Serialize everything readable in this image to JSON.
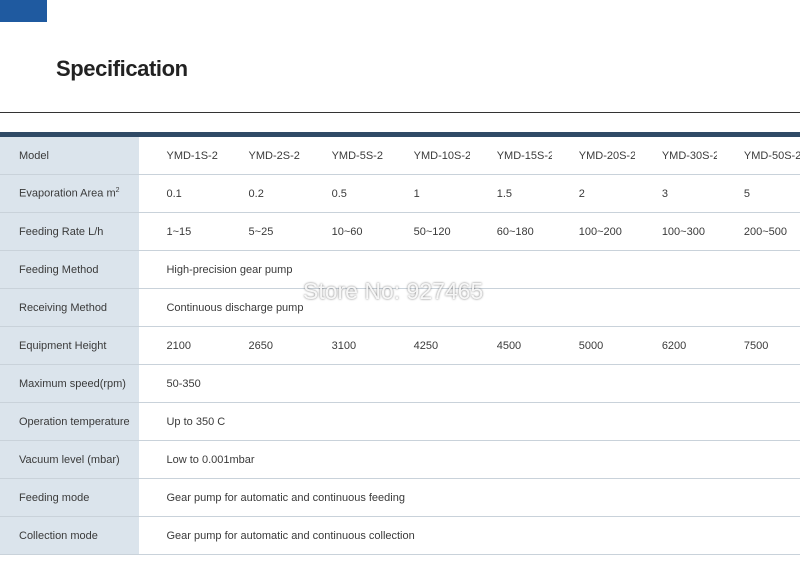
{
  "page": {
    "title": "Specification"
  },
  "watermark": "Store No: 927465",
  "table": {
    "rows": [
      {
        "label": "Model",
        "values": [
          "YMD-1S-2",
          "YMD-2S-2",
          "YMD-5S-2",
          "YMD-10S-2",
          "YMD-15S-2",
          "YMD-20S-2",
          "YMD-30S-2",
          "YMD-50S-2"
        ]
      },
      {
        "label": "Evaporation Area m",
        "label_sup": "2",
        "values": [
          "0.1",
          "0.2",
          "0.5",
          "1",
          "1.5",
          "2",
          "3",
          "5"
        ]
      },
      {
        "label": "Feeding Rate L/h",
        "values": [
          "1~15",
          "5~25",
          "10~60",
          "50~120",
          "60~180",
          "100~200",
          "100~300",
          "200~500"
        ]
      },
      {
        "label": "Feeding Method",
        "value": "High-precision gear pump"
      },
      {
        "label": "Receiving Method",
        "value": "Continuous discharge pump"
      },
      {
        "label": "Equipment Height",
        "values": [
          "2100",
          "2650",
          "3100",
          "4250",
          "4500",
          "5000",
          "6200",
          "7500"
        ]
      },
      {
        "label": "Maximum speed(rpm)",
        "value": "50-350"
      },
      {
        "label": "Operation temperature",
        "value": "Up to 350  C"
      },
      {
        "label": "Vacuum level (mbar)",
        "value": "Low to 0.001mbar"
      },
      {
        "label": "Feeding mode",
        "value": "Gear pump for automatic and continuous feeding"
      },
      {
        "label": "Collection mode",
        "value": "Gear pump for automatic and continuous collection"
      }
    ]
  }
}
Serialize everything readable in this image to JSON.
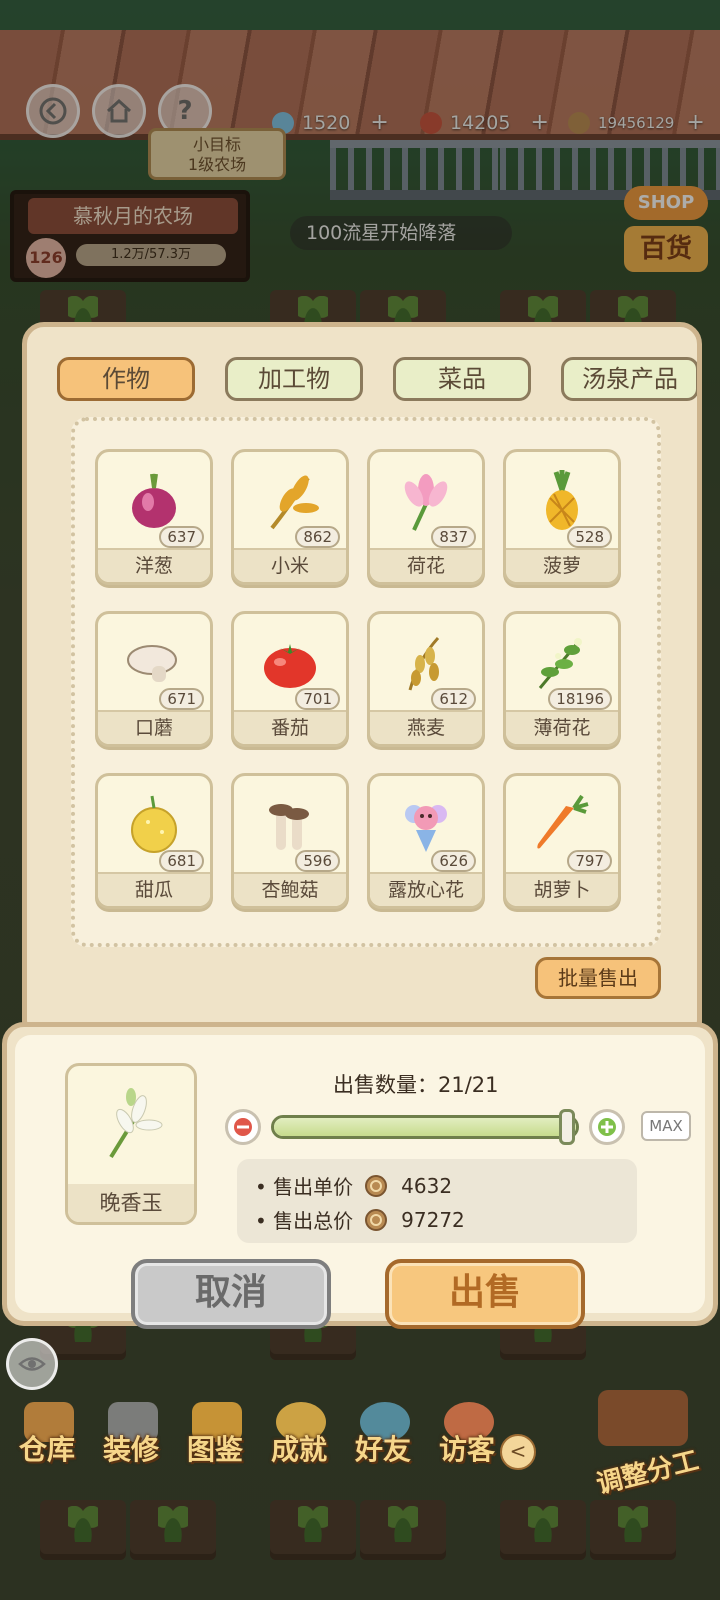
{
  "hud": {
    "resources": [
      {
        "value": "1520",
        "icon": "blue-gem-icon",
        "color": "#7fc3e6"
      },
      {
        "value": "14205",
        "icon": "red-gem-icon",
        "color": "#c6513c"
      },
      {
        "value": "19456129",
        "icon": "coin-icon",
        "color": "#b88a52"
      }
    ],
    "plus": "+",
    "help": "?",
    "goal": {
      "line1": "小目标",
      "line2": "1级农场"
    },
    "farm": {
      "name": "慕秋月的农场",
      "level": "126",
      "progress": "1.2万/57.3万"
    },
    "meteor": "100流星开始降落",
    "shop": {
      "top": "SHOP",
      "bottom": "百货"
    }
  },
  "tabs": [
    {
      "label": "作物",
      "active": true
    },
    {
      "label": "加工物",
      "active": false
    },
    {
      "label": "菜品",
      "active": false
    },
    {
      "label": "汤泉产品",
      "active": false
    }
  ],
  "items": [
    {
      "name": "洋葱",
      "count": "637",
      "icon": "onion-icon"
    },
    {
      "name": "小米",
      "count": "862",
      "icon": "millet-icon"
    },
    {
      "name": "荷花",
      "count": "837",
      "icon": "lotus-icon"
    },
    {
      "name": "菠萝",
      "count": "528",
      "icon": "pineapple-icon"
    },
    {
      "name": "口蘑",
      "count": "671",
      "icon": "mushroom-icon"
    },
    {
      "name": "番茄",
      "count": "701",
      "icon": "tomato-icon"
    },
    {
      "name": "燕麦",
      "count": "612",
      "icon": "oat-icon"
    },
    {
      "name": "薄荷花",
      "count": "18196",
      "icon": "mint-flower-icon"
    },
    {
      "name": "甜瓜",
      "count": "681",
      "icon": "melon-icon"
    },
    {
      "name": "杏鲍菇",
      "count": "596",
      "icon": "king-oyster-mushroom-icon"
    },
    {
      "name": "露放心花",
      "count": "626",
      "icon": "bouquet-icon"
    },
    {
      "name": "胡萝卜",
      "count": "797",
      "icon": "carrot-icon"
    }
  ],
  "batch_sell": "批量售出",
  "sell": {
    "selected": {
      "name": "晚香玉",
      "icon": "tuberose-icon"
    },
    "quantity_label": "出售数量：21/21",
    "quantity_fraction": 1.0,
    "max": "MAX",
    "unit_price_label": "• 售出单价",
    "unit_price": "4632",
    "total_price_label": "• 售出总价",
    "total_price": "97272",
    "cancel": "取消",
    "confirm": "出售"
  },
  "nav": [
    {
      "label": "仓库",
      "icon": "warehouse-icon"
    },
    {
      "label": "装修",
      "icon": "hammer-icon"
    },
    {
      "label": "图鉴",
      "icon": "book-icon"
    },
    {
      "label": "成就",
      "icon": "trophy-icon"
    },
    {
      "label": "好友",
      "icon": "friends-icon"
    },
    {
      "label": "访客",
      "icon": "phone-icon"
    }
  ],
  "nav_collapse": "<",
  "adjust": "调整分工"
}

> **To do**:
Reproduce the entries exactly. Do not carry over any picture.

> **Answer below**:
Serialize everything readable in this image to JSON.
{
  "page": {
    "title": "Specification"
  },
  "watermark": "Store No: 927465",
  "table": {
    "rows": [
      {
        "label": "Model",
        "values": [
          "YMD-1S-2",
          "YMD-2S-2",
          "YMD-5S-2",
          "YMD-10S-2",
          "YMD-15S-2",
          "YMD-20S-2",
          "YMD-30S-2",
          "YMD-50S-2"
        ]
      },
      {
        "label": "Evaporation Area m",
        "label_sup": "2",
        "values": [
          "0.1",
          "0.2",
          "0.5",
          "1",
          "1.5",
          "2",
          "3",
          "5"
        ]
      },
      {
        "label": "Feeding Rate L/h",
        "values": [
          "1~15",
          "5~25",
          "10~60",
          "50~120",
          "60~180",
          "100~200",
          "100~300",
          "200~500"
        ]
      },
      {
        "label": "Feeding Method",
        "value": "High-precision gear pump"
      },
      {
        "label": "Receiving Method",
        "value": "Continuous discharge pump"
      },
      {
        "label": "Equipment Height",
        "values": [
          "2100",
          "2650",
          "3100",
          "4250",
          "4500",
          "5000",
          "6200",
          "7500"
        ]
      },
      {
        "label": "Maximum speed(rpm)",
        "value": "50-350"
      },
      {
        "label": "Operation temperature",
        "value": "Up to 350  C"
      },
      {
        "label": "Vacuum level (mbar)",
        "value": "Low to 0.001mbar"
      },
      {
        "label": "Feeding mode",
        "value": "Gear pump for automatic and continuous feeding"
      },
      {
        "label": "Collection mode",
        "value": "Gear pump for automatic and continuous collection"
      }
    ]
  }
}
Serialize everything readable in this image to JSON.
{
  "hud": {
    "resources": [
      {
        "value": "1520",
        "icon": "blue-gem-icon",
        "color": "#7fc3e6"
      },
      {
        "value": "14205",
        "icon": "red-gem-icon",
        "color": "#c6513c"
      },
      {
        "value": "19456129",
        "icon": "coin-icon",
        "color": "#b88a52"
      }
    ],
    "plus": "+",
    "help": "?",
    "goal": {
      "line1": "小目标",
      "line2": "1级农场"
    },
    "farm": {
      "name": "慕秋月的农场",
      "level": "126",
      "progress": "1.2万/57.3万"
    },
    "meteor": "100流星开始降落",
    "shop": {
      "top": "SHOP",
      "bottom": "百货"
    }
  },
  "tabs": [
    {
      "label": "作物",
      "active": true
    },
    {
      "label": "加工物",
      "active": false
    },
    {
      "label": "菜品",
      "active": false
    },
    {
      "label": "汤泉产品",
      "active": false
    }
  ],
  "items": [
    {
      "name": "洋葱",
      "count": "637",
      "icon": "onion-icon"
    },
    {
      "name": "小米",
      "count": "862",
      "icon": "millet-icon"
    },
    {
      "name": "荷花",
      "count": "837",
      "icon": "lotus-icon"
    },
    {
      "name": "菠萝",
      "count": "528",
      "icon": "pineapple-icon"
    },
    {
      "name": "口蘑",
      "count": "671",
      "icon": "mushroom-icon"
    },
    {
      "name": "番茄",
      "count": "701",
      "icon": "tomato-icon"
    },
    {
      "name": "燕麦",
      "count": "612",
      "icon": "oat-icon"
    },
    {
      "name": "薄荷花",
      "count": "18196",
      "icon": "mint-flower-icon"
    },
    {
      "name": "甜瓜",
      "count": "681",
      "icon": "melon-icon"
    },
    {
      "name": "杏鲍菇",
      "count": "596",
      "icon": "king-oyster-mushroom-icon"
    },
    {
      "name": "露放心花",
      "count": "626",
      "icon": "bouquet-icon"
    },
    {
      "name": "胡萝卜",
      "count": "797",
      "icon": "carrot-icon"
    }
  ],
  "batch_sell": "批量售出",
  "sell": {
    "selected": {
      "name": "晚香玉",
      "icon": "tuberose-icon"
    },
    "quantity_label": "出售数量：21/21",
    "quantity_fraction": 1.0,
    "max": "MAX",
    "unit_price_label": "• 售出单价",
    "unit_price": "4632",
    "total_price_label": "• 售出总价",
    "total_price": "97272",
    "cancel": "取消",
    "confirm": "出售"
  },
  "nav": [
    {
      "label": "仓库",
      "icon": "warehouse-icon"
    },
    {
      "label": "装修",
      "icon": "hammer-icon"
    },
    {
      "label": "图鉴",
      "icon": "book-icon"
    },
    {
      "label": "成就",
      "icon": "trophy-icon"
    },
    {
      "label": "好友",
      "icon": "friends-icon"
    },
    {
      "label": "访客",
      "icon": "phone-icon"
    }
  ],
  "nav_collapse": "<",
  "adjust": "调整分工"
}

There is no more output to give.